• _RECORDED DATA_

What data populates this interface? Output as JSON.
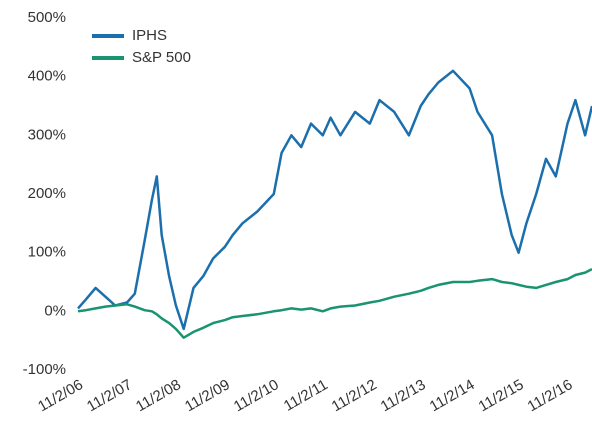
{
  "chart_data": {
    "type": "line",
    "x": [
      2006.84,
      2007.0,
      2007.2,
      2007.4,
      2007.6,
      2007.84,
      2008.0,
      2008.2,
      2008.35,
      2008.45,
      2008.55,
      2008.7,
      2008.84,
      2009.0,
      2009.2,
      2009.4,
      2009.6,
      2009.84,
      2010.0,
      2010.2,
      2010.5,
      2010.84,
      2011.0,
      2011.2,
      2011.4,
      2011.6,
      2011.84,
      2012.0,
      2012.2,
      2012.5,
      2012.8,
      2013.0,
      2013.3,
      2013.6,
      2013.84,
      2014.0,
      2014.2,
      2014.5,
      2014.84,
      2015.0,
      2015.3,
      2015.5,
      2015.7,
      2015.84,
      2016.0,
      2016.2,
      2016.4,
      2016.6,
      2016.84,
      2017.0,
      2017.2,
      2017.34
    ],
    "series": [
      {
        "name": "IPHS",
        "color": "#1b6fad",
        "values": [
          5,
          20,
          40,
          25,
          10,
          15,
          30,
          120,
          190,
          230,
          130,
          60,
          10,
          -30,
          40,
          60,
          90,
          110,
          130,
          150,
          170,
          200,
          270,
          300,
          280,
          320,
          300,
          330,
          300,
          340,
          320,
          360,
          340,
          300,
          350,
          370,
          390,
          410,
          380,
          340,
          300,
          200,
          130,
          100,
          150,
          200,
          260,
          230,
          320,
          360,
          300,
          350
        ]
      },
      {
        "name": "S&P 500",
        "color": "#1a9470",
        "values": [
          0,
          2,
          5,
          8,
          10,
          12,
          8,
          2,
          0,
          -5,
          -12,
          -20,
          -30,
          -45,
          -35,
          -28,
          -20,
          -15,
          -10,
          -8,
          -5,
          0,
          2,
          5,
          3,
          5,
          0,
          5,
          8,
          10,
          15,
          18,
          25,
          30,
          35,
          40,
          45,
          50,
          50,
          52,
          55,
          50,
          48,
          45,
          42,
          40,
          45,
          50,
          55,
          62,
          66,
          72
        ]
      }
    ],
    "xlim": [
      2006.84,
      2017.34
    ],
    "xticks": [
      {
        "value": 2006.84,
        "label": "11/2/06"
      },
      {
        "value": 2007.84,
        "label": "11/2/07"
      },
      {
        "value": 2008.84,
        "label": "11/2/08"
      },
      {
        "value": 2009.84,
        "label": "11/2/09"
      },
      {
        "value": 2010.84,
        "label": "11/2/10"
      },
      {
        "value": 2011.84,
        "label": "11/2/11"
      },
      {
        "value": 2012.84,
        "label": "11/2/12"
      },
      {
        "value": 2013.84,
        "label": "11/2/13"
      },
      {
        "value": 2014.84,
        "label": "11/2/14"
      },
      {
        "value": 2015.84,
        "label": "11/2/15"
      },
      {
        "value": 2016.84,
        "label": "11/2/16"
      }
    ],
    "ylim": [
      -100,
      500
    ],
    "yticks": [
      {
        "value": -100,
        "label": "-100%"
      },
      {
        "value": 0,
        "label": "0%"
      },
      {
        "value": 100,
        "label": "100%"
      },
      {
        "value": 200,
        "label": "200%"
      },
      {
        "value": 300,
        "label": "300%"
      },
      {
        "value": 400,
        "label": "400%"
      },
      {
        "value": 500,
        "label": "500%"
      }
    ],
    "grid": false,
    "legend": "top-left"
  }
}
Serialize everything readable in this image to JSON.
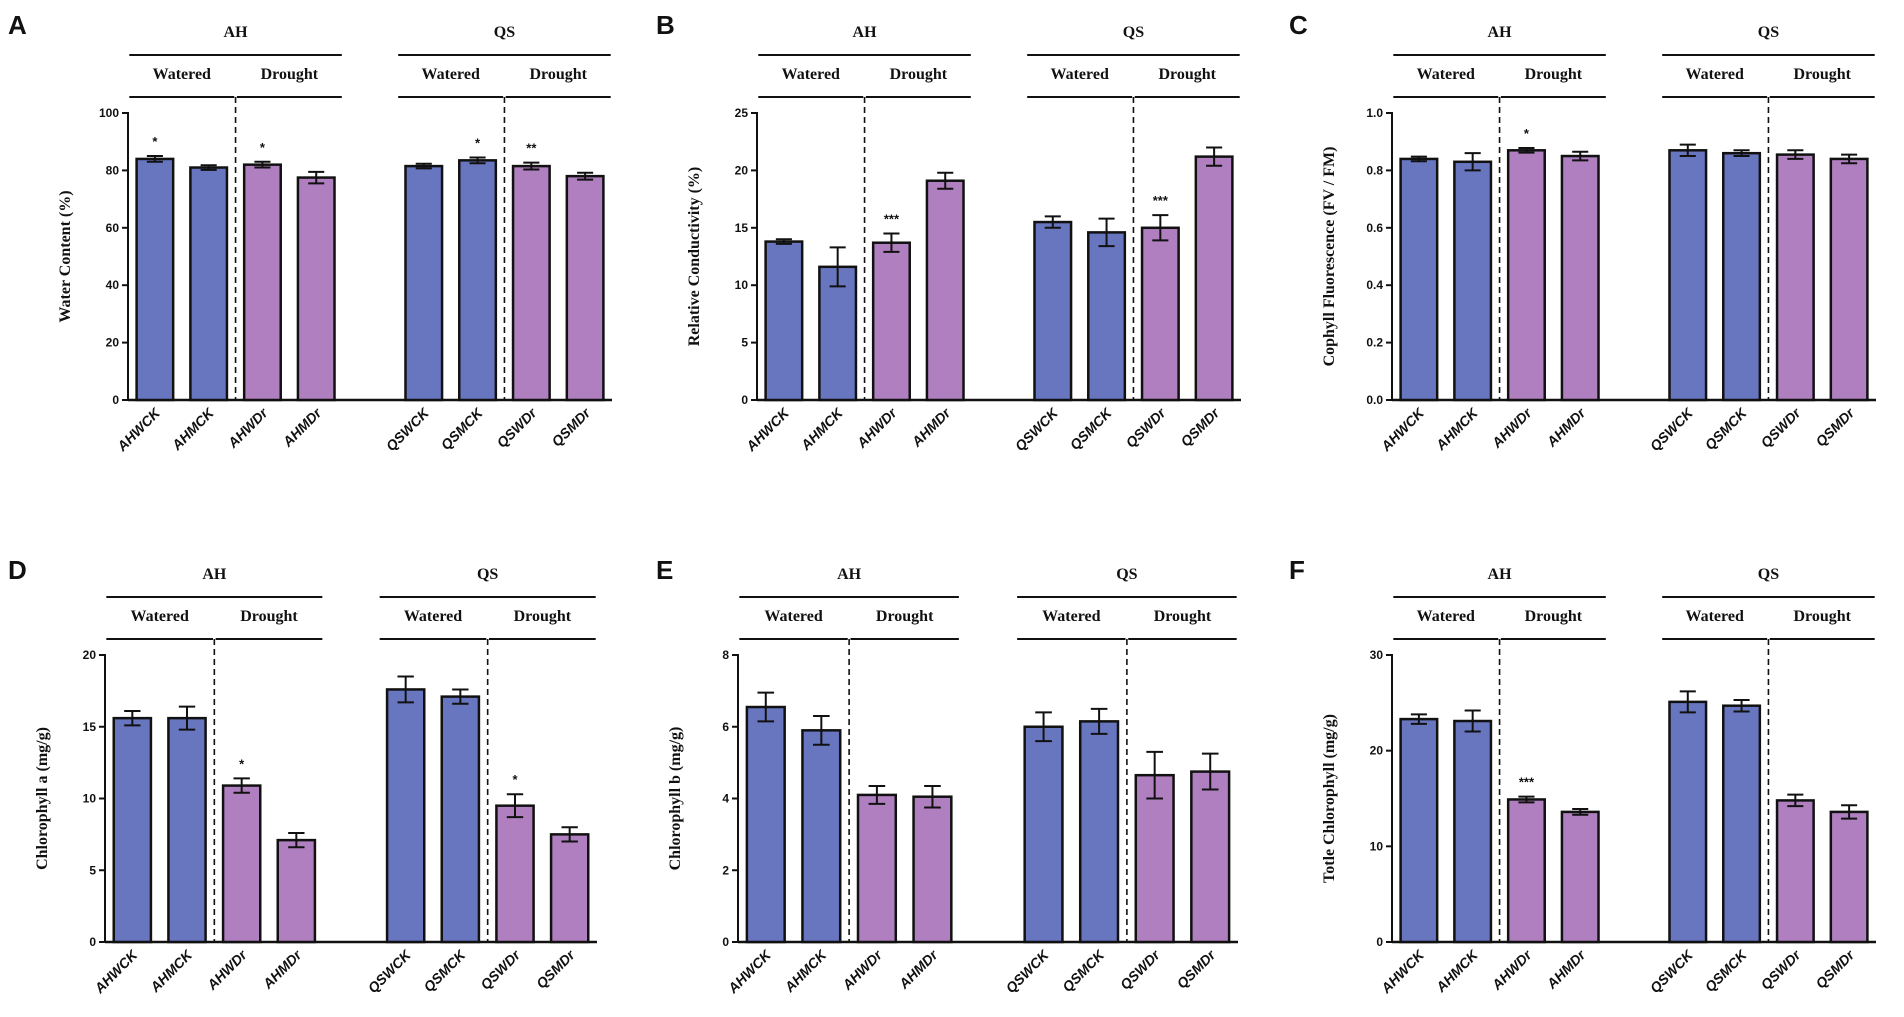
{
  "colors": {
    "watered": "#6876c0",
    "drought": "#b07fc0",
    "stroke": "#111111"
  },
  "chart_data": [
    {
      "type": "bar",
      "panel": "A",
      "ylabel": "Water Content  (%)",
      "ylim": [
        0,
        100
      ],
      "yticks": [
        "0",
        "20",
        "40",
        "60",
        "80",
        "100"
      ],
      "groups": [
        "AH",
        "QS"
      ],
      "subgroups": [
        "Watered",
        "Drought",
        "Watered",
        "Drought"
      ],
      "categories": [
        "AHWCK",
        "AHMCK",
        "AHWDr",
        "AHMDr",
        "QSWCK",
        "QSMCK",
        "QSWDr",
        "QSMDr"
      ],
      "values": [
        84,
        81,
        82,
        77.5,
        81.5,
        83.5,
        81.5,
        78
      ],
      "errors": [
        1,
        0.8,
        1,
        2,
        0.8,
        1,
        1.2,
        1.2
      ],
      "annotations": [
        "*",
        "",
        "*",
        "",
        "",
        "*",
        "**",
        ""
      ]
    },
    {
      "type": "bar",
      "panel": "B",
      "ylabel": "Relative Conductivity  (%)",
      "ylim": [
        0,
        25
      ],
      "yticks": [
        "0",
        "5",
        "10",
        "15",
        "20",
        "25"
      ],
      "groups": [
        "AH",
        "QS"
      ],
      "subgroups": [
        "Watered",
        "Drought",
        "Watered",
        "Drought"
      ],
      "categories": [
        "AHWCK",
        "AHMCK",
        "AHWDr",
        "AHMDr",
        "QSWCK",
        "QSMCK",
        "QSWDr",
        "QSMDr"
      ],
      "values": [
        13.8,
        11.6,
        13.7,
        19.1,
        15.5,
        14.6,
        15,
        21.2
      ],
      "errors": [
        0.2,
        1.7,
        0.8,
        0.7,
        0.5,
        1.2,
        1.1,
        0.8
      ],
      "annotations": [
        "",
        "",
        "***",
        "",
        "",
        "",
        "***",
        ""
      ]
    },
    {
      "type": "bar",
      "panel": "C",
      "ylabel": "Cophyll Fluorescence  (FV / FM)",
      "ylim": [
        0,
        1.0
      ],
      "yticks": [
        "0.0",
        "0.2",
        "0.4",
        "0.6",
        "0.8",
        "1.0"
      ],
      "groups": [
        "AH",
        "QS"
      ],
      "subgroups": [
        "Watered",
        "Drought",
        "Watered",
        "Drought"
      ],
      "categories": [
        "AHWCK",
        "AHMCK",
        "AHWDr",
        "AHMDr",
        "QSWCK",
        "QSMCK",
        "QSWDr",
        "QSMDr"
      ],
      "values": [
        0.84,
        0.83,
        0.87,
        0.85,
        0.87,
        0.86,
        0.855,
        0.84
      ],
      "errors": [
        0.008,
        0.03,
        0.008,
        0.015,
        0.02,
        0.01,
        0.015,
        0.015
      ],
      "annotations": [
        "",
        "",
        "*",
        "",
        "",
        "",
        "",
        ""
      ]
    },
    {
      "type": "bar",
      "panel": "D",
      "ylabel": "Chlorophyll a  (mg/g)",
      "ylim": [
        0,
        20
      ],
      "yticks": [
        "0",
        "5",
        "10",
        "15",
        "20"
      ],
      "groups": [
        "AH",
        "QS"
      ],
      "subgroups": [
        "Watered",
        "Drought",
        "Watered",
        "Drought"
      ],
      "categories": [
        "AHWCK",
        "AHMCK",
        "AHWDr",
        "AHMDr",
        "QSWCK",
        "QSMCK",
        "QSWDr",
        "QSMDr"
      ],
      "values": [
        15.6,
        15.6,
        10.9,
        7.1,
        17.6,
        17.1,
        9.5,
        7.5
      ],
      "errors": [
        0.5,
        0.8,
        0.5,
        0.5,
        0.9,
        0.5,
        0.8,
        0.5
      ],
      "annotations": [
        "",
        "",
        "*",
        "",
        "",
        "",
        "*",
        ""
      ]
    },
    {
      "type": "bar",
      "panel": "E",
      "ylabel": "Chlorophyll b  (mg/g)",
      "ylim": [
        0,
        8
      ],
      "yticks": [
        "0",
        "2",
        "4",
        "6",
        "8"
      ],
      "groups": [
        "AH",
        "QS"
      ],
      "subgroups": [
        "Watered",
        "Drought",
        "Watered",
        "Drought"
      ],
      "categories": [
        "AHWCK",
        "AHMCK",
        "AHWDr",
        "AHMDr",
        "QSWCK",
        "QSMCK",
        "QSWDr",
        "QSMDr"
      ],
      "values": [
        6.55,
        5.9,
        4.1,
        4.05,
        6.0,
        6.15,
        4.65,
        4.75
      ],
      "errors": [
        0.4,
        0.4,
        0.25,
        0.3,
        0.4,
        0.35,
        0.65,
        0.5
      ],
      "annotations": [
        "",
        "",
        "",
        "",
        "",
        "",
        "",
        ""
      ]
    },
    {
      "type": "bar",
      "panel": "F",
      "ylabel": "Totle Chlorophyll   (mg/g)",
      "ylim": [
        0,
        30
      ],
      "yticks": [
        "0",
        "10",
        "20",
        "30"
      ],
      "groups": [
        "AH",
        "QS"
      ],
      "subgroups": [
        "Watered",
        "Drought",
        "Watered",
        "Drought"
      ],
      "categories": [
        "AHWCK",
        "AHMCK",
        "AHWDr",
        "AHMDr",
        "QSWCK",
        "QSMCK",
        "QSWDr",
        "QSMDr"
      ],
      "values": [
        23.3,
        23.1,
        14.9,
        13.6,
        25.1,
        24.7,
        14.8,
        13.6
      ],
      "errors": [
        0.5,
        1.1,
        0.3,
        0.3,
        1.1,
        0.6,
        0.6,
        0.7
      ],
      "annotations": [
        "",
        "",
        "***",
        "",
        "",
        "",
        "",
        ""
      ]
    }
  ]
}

• _CHALLENGE_
Copy each line of the listing that includes "this".

• _CORRECT OUTPUT_
What data populates this interface? Output as JSON.
Serialize everything readable in this image to JSON.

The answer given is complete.